The exercise: Among the records below, find each line that includes the string "MILES" and copy it.

Dataset excerpts:

──────

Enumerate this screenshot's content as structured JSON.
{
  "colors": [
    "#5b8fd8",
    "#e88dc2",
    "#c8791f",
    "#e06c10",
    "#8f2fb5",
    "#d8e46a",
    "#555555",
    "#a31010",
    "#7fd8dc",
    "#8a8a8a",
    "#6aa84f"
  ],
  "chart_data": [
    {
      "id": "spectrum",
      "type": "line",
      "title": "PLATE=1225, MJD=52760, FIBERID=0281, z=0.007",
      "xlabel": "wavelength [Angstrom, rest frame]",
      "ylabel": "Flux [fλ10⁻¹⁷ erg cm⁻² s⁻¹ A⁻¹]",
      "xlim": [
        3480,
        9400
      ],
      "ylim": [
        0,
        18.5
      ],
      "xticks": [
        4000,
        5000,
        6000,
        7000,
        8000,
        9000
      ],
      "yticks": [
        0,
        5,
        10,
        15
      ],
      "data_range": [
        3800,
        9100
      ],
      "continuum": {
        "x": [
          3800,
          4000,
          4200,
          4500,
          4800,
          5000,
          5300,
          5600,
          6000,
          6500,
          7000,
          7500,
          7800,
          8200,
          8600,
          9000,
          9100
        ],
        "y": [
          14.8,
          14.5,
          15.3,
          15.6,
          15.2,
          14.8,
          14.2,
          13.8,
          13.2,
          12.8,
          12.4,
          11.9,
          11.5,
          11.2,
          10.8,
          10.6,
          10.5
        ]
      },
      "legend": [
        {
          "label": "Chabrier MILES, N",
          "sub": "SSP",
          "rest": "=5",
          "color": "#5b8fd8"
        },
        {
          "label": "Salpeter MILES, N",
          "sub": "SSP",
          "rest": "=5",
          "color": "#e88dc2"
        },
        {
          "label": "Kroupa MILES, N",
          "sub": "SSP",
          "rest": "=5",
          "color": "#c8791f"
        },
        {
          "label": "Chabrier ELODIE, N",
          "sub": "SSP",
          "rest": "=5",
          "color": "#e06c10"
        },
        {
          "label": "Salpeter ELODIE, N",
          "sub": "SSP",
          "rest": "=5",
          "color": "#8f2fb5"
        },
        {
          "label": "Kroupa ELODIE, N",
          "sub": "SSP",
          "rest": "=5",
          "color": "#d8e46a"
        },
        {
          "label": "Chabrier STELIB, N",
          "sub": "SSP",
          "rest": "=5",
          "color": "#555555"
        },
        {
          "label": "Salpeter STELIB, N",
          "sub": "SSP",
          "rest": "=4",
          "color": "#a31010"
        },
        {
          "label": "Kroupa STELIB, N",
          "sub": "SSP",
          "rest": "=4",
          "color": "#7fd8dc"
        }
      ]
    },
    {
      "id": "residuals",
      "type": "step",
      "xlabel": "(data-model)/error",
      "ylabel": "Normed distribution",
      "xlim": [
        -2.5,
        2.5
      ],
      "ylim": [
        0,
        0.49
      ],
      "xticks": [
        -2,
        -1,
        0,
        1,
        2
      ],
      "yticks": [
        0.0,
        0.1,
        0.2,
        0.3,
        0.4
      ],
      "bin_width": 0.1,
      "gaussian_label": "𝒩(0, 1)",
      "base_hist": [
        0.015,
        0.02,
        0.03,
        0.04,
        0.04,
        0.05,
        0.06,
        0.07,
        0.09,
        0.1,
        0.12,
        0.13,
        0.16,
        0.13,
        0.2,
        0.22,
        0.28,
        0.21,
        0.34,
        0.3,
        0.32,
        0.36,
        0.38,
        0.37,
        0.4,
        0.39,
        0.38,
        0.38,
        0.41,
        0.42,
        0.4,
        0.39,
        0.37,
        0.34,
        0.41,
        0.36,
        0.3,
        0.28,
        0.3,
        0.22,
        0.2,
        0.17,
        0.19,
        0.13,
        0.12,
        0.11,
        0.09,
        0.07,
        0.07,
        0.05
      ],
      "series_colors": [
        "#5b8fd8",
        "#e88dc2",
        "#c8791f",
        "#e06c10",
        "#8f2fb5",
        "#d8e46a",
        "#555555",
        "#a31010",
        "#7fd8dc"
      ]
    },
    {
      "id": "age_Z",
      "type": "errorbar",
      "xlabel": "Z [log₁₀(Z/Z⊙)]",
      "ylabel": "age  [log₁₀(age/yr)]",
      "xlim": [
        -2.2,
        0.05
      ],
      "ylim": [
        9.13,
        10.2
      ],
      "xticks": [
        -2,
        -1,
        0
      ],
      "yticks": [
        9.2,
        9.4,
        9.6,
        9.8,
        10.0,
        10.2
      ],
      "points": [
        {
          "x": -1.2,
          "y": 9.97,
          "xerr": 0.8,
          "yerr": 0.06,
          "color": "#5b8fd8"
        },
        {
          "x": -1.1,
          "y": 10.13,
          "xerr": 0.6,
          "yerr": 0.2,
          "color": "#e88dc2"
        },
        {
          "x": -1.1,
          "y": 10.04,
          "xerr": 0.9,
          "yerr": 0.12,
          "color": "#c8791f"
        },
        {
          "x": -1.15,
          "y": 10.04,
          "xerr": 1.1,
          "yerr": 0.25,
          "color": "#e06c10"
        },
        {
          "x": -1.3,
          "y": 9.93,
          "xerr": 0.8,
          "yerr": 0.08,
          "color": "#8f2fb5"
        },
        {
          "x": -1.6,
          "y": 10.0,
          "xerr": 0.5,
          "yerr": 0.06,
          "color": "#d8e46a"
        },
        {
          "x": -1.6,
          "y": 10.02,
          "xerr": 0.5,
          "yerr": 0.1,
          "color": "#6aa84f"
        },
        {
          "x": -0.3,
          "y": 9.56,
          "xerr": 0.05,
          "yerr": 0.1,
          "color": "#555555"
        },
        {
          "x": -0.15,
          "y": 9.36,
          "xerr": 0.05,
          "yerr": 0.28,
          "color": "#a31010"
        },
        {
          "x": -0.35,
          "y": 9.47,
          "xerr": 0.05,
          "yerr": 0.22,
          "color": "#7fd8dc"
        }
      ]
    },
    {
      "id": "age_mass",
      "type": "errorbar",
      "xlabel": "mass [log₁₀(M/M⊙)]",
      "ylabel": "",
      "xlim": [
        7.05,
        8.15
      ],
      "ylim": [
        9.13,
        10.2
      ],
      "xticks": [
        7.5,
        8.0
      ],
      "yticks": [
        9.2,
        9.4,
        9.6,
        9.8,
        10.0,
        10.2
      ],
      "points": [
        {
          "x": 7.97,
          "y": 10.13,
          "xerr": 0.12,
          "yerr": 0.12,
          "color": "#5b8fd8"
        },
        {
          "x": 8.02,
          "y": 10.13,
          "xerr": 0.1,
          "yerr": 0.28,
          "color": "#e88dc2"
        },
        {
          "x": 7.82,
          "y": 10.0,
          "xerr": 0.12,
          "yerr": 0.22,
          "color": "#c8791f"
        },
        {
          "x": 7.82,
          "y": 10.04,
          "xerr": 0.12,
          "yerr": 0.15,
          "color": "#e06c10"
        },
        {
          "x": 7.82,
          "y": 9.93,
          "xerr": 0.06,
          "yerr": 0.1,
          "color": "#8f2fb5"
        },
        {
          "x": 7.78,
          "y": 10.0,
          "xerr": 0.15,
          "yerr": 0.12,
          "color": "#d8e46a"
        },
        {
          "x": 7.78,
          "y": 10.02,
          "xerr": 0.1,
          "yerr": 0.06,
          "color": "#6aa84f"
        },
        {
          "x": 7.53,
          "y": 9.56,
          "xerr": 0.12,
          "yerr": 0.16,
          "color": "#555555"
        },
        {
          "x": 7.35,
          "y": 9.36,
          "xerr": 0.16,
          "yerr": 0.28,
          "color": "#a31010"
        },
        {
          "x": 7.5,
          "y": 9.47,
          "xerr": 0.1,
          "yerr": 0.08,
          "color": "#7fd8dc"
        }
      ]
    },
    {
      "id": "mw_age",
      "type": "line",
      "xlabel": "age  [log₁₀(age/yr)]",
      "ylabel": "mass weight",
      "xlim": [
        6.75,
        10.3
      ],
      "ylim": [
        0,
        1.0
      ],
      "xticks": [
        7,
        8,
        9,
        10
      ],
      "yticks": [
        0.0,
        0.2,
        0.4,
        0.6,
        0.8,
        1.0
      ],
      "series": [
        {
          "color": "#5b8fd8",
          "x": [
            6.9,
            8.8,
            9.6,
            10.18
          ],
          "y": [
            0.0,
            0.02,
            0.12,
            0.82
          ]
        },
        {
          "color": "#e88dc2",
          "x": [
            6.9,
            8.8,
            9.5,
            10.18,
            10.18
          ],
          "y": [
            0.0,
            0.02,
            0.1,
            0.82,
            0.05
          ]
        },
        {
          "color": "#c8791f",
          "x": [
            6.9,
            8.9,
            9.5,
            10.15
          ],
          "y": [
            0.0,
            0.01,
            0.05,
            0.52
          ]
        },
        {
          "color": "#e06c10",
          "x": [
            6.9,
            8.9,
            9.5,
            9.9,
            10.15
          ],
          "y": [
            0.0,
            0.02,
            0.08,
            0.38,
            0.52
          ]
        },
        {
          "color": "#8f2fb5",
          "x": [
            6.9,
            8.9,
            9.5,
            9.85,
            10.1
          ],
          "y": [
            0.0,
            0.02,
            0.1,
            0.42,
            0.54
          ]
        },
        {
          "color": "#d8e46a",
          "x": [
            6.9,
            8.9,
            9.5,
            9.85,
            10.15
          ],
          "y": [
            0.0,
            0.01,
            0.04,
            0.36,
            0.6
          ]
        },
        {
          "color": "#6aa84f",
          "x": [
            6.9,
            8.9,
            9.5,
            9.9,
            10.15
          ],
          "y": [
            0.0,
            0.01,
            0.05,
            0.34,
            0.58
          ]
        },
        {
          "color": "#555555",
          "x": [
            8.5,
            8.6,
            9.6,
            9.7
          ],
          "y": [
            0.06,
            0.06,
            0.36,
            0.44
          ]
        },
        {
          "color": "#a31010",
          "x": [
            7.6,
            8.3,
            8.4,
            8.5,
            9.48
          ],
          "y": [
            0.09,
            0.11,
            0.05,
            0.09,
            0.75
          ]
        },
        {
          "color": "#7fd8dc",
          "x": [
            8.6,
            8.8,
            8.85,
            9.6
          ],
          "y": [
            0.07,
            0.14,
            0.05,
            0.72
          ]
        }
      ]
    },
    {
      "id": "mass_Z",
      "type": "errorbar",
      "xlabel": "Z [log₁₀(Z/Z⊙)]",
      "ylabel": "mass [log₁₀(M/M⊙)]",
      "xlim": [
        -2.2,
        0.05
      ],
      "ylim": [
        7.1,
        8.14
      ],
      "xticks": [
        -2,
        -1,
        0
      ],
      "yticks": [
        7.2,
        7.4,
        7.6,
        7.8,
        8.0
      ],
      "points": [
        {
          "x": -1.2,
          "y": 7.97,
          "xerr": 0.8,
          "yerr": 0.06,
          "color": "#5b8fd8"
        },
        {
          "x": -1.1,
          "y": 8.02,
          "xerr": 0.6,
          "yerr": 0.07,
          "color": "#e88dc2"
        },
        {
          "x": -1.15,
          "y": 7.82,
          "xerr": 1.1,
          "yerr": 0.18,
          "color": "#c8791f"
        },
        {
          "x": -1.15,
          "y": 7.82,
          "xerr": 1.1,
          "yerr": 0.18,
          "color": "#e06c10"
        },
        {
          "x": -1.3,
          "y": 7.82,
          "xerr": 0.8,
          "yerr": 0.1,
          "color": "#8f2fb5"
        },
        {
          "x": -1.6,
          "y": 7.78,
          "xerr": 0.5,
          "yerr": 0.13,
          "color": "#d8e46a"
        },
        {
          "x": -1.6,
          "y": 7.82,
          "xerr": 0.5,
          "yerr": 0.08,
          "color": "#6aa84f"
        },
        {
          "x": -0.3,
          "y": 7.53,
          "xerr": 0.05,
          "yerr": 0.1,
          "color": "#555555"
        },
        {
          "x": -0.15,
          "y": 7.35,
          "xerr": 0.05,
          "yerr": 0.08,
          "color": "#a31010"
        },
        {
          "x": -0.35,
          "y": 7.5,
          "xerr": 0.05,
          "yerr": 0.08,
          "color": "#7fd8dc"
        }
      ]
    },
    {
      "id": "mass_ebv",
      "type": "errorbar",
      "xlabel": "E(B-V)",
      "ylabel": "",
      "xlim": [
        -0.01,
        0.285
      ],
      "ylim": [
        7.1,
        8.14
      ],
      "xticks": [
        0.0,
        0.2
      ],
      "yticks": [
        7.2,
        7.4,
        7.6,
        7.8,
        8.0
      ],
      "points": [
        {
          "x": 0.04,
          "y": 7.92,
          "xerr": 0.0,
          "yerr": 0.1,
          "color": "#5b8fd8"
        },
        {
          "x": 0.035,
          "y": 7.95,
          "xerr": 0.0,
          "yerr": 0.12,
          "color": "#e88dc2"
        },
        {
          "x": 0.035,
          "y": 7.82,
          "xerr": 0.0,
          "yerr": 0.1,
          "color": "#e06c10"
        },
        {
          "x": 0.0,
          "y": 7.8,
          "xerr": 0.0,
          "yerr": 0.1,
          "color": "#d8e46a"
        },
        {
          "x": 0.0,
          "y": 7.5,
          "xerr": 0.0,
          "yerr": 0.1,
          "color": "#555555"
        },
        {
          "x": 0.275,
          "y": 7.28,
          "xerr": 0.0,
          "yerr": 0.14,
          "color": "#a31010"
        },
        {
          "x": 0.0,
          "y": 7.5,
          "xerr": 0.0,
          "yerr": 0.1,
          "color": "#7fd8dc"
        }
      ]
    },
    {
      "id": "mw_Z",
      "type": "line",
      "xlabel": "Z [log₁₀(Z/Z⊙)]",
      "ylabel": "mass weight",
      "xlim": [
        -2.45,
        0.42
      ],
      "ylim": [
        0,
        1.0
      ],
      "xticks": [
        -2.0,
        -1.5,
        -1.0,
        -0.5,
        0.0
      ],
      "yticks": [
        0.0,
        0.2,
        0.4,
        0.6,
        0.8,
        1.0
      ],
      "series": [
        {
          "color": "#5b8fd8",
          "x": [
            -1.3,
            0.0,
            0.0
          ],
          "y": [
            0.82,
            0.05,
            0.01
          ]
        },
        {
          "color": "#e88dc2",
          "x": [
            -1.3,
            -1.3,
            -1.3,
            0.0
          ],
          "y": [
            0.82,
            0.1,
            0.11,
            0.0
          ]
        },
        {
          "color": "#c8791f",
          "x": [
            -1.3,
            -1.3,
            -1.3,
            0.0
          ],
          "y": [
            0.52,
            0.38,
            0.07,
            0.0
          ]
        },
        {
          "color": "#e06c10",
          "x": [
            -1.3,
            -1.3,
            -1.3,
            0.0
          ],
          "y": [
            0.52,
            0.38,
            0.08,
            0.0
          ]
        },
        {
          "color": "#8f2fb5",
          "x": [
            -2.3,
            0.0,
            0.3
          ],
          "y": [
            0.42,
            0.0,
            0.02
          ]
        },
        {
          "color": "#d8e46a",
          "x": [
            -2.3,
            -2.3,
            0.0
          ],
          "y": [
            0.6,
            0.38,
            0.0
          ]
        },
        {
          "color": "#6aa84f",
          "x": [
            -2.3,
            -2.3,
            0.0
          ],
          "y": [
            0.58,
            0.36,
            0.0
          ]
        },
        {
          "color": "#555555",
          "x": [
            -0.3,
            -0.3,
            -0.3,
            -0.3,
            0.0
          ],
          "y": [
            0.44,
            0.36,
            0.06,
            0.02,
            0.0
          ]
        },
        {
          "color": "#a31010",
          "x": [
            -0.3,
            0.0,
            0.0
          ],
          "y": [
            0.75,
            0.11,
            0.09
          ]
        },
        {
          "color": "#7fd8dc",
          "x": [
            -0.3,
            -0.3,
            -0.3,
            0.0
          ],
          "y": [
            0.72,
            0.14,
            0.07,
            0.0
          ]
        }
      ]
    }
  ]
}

──────

Finished task:
          "label": "Chabrier MILES, N",
          "label": "Salpeter MILES, N",
          "label": "Kroupa MILES, N",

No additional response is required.